### Text shown
=======
Unimarket networks buying effort
Published in New Zealand Herald, July 2, 2008
Spend management is one of those shiny ideas for which organisations are willing to spend more to spend less.
Electronic procurement systems can avoid unnecessary multiple purchases. Better prices can be negotiated from suppliers. Fraud and waste can be detected more quickly.
It’s not easy though. Procurement systems have to be integrated to back end financial and asset control systems. Cultural change may be needed so staff go along with the programme. Systems need to be simple to use, so staff don’t have to wade through multiple screens to buy another packet of pens, or wait for days to get a purchase order approved.
It’s an area a lot of software vendors have tried to capture. ERP systems modules, online portals and marketplaces, buying clubs, anything to save a dollar off a ream of paper.
The big name in the space is Ariba, which is used by 18 of the top 20 Fortune 500 companies.
=======
### Supplied data

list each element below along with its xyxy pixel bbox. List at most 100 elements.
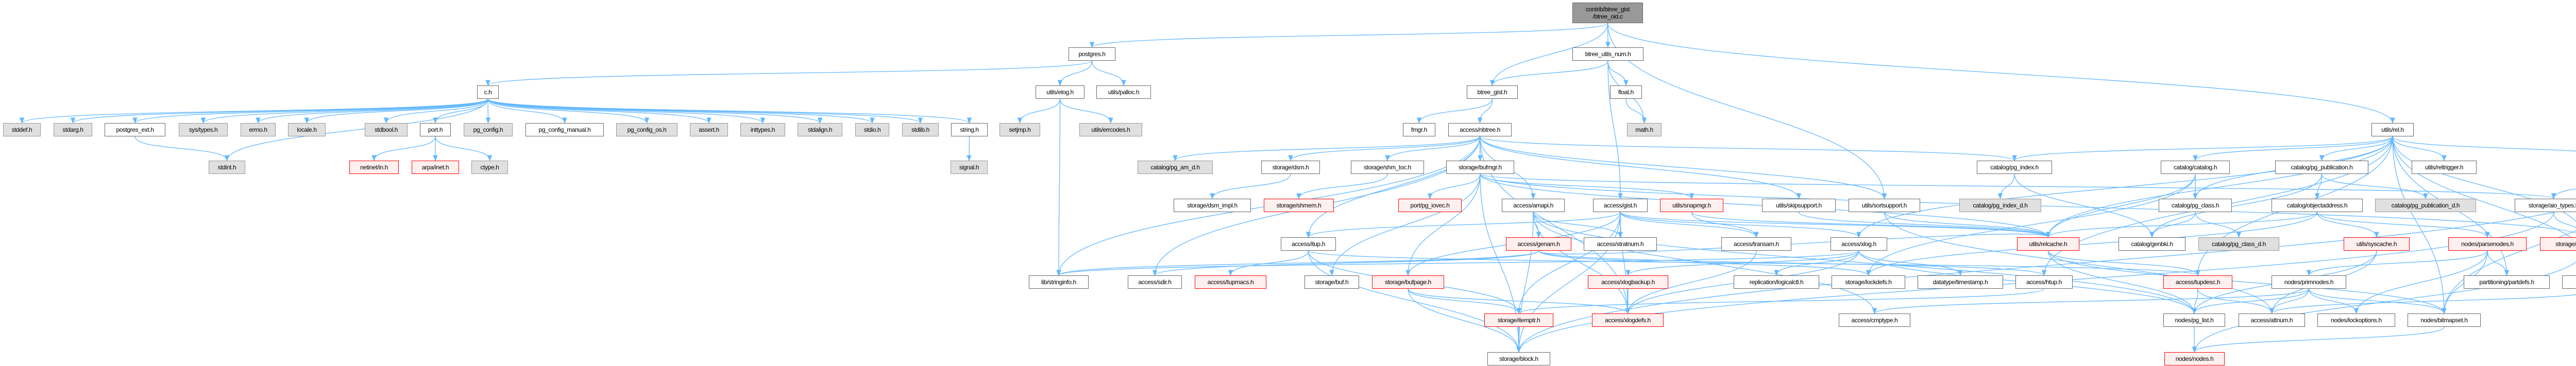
=======
### Problem 1
Duplicate a passage from the spend management article, beginning at the words "It’s not easy" and stopping after "Fortune 500 companies.".
### Problem 2
According to the spend management article, how many of the top 20 Fortune 500 companies use Ariba?
### Problem 3
Supply the next part of the spend management article, starting after its last sentence.
The lines play no part in what you are asked to do.

### Response 1
It’s not easy though. Procurement systems have to be integrated to back end financial and asset control systems. Cultural change may be needed so staff go along with the programme. Systems need to be simple to use, so staff don’t have to wade through multiple screens to buy another packet of pens, or wait for days to get a purchase order approved.
It’s an area a lot of software vendors have tried to capture. ERP systems modules, online portals and marketplaces, buying clubs, anything to save a dollar off a ream of paper.
The big name in the space is Ariba, which is used by 18 of the top 20 Fortune 500 companies.

### Response 2
18

### Response 3
But Ariba has always been a high priced option for the New Zealand market, where it is mainly installed at the local branches of multinationals.
“Ariba is the top of the market, but there is 80 percent of the market they can never get to,” says Scott Blackwood, who has built a syndicated network system which aims to capture a big chunk of that 80 percent.
The idea for Unimarket came to Blackwood during the eight years he worked as a consultant in the United States, helping large companies optimise their supply chains
Every project started with setting up a master register of customers and suppliers, and work out how to integrate as many as possible with whatever system was being implemented.
ERP or enterprise resource planning systems are great to run large organisations, but they often don’t communicate well with the outside world. Expensive gateways and data exchangers are needed to make sure messages don’t get scrambled.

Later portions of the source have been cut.